Exercise requirements
Keep only the lines of the data below that contain "personal", and copy them.

Dataset entries:
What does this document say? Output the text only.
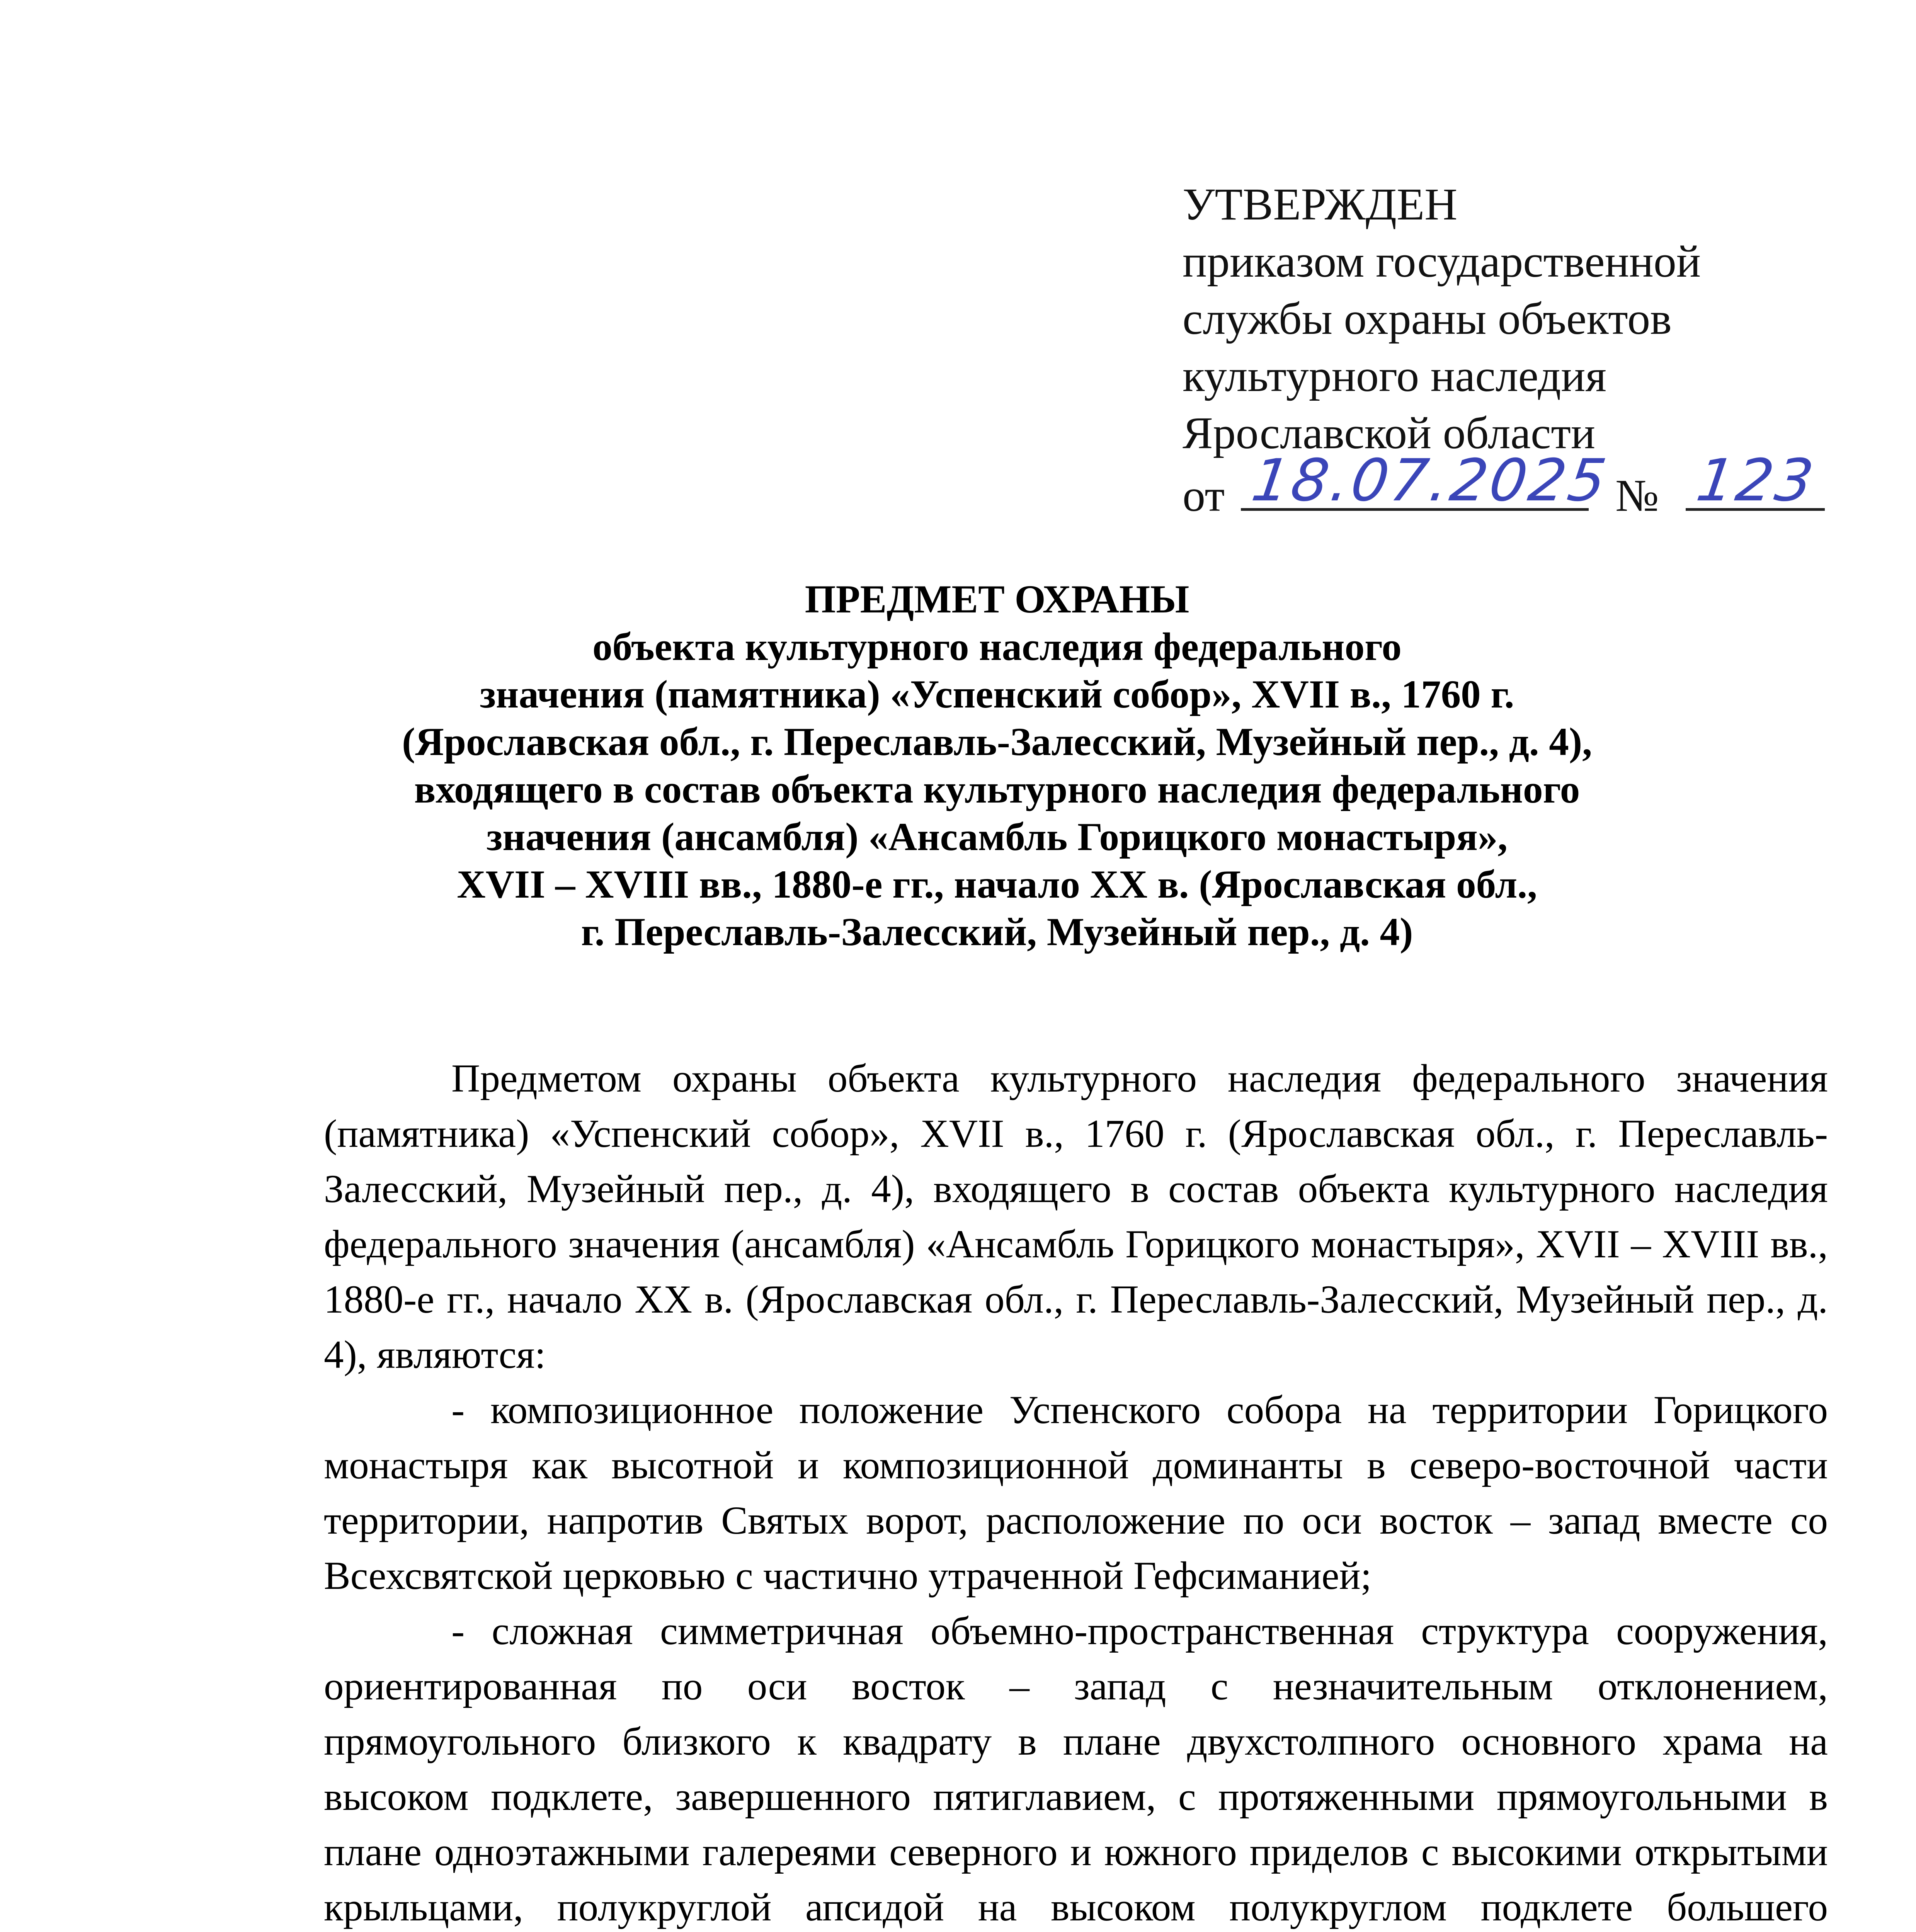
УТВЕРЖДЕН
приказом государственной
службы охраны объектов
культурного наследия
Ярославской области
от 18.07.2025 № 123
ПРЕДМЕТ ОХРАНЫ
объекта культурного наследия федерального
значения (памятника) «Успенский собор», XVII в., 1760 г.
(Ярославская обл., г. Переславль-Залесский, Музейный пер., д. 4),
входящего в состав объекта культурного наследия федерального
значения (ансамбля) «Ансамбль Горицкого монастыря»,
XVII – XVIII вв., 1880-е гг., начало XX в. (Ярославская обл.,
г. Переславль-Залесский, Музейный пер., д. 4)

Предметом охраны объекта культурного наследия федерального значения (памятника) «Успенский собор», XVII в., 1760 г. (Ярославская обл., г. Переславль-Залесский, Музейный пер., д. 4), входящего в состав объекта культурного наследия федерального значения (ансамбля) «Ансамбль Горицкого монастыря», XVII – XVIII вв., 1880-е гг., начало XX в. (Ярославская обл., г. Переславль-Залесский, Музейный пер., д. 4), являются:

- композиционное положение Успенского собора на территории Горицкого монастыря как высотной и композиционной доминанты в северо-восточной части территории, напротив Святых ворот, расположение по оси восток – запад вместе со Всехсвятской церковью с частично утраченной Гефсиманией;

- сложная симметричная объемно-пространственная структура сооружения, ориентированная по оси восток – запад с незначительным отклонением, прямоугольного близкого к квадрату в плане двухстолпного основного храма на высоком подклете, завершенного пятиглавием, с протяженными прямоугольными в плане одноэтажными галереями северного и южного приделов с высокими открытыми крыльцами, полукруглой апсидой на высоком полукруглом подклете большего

--

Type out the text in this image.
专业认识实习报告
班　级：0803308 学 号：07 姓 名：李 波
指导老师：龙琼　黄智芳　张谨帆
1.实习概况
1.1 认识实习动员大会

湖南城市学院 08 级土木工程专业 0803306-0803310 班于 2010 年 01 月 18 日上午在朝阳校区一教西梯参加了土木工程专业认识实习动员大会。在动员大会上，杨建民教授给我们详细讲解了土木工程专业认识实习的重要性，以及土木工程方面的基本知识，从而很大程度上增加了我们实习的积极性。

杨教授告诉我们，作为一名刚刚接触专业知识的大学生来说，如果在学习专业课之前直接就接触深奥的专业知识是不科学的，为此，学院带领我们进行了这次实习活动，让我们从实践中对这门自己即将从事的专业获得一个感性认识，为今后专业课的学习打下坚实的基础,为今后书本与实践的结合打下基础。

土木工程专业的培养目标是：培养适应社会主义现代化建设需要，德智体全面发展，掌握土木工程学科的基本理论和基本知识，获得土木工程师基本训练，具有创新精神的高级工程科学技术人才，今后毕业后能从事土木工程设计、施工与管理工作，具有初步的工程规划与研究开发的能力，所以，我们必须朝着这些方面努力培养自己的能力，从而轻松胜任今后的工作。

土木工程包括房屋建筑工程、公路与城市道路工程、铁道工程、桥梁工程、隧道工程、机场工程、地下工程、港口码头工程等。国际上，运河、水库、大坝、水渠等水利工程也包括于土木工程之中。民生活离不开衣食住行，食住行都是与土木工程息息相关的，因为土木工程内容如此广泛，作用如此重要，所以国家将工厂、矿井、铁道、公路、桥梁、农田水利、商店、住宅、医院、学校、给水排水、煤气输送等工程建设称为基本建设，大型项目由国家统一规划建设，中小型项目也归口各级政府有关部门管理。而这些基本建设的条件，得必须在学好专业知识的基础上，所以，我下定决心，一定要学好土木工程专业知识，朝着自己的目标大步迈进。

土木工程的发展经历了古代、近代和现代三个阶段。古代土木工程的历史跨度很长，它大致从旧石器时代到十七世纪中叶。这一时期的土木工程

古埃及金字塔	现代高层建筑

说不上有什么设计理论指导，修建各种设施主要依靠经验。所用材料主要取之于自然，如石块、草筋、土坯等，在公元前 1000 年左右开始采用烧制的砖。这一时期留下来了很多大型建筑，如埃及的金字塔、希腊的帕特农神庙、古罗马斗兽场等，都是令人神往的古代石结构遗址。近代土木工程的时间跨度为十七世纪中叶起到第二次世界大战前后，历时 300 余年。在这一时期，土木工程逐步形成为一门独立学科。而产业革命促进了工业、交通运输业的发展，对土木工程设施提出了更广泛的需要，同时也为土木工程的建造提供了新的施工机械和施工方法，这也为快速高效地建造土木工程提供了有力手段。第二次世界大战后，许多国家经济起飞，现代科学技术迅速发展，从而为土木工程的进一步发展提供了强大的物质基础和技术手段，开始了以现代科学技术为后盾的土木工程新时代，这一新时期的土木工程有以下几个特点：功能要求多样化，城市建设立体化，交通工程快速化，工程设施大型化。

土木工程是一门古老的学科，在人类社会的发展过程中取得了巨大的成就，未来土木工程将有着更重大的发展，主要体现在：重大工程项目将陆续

---

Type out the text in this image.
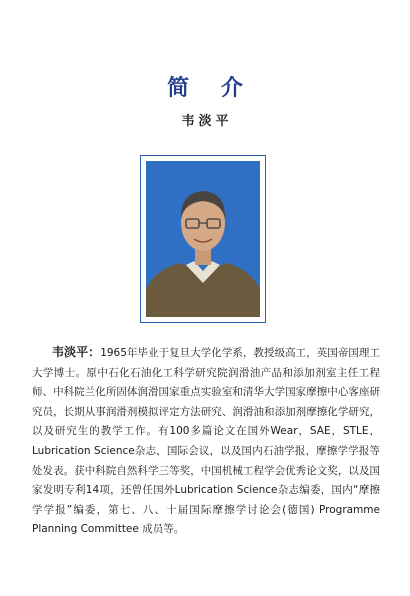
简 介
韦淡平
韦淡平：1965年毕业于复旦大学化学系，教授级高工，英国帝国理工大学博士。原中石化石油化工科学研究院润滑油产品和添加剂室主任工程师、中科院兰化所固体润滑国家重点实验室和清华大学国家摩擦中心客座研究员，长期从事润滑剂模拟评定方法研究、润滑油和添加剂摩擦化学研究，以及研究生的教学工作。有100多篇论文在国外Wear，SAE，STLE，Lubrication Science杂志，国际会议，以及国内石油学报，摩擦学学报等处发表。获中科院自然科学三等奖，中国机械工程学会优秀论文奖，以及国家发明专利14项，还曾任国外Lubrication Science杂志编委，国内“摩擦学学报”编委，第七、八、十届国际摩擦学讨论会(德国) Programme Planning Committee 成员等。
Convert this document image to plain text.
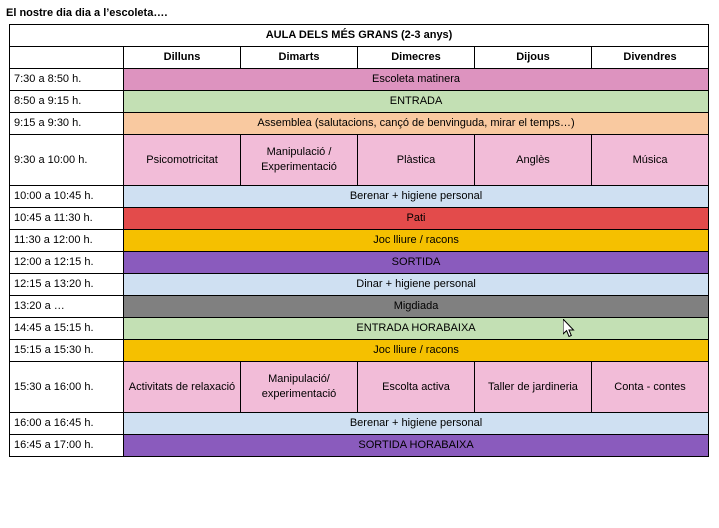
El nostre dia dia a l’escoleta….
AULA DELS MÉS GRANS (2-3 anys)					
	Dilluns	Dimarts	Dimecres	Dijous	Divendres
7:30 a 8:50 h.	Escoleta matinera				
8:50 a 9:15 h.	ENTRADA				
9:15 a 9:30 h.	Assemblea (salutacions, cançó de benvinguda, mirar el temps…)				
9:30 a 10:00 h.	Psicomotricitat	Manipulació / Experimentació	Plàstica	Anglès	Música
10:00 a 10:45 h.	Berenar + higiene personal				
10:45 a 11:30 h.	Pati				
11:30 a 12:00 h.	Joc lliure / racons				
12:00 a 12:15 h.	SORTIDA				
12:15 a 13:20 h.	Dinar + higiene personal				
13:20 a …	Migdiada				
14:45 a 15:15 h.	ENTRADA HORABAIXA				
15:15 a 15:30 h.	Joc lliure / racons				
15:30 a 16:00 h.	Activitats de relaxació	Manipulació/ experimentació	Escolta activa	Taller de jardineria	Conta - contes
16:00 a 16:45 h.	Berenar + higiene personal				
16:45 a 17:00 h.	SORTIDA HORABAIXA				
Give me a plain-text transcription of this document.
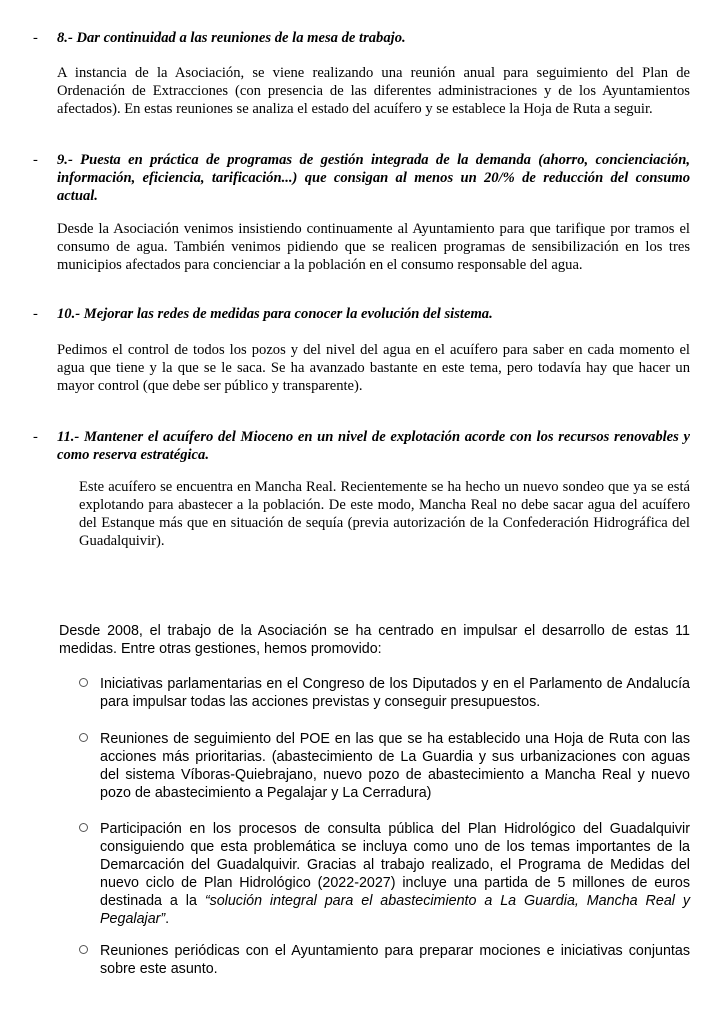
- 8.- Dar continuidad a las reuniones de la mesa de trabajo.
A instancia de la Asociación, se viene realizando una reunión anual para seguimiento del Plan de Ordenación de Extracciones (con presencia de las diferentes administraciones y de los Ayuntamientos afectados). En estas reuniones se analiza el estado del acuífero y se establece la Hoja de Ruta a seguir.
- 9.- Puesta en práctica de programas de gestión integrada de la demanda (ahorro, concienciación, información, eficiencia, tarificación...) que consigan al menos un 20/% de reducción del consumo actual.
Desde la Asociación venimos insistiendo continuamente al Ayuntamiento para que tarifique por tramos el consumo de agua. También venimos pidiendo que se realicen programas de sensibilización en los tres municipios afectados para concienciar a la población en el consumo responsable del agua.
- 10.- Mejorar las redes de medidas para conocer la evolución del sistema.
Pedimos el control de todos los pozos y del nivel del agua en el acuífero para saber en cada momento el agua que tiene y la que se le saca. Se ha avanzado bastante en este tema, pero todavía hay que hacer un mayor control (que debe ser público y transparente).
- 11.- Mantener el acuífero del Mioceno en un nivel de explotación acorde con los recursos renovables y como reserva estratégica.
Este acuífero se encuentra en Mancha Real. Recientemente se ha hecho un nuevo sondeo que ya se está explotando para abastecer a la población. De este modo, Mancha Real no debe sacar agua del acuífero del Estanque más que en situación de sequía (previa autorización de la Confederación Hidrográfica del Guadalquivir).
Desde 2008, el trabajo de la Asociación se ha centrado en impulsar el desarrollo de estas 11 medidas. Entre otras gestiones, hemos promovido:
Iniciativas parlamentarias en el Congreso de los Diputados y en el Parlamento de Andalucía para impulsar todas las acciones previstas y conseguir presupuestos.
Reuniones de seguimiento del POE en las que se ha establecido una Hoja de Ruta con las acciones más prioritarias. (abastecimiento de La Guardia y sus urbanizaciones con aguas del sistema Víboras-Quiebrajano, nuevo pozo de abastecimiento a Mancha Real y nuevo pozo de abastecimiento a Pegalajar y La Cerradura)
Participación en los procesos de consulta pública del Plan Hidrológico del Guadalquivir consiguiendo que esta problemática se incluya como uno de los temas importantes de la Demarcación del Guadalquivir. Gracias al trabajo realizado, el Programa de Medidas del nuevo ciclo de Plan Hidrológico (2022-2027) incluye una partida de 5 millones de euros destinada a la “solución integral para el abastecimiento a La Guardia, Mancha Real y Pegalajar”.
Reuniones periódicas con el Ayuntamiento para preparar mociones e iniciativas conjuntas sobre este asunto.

Completed task
10:00 a 10:45 h.	Berenar + higiene personal				
12:15 a 13:20 h.	Dinar + higiene personal				
16:00 a 16:45 h.	Berenar + higiene personal				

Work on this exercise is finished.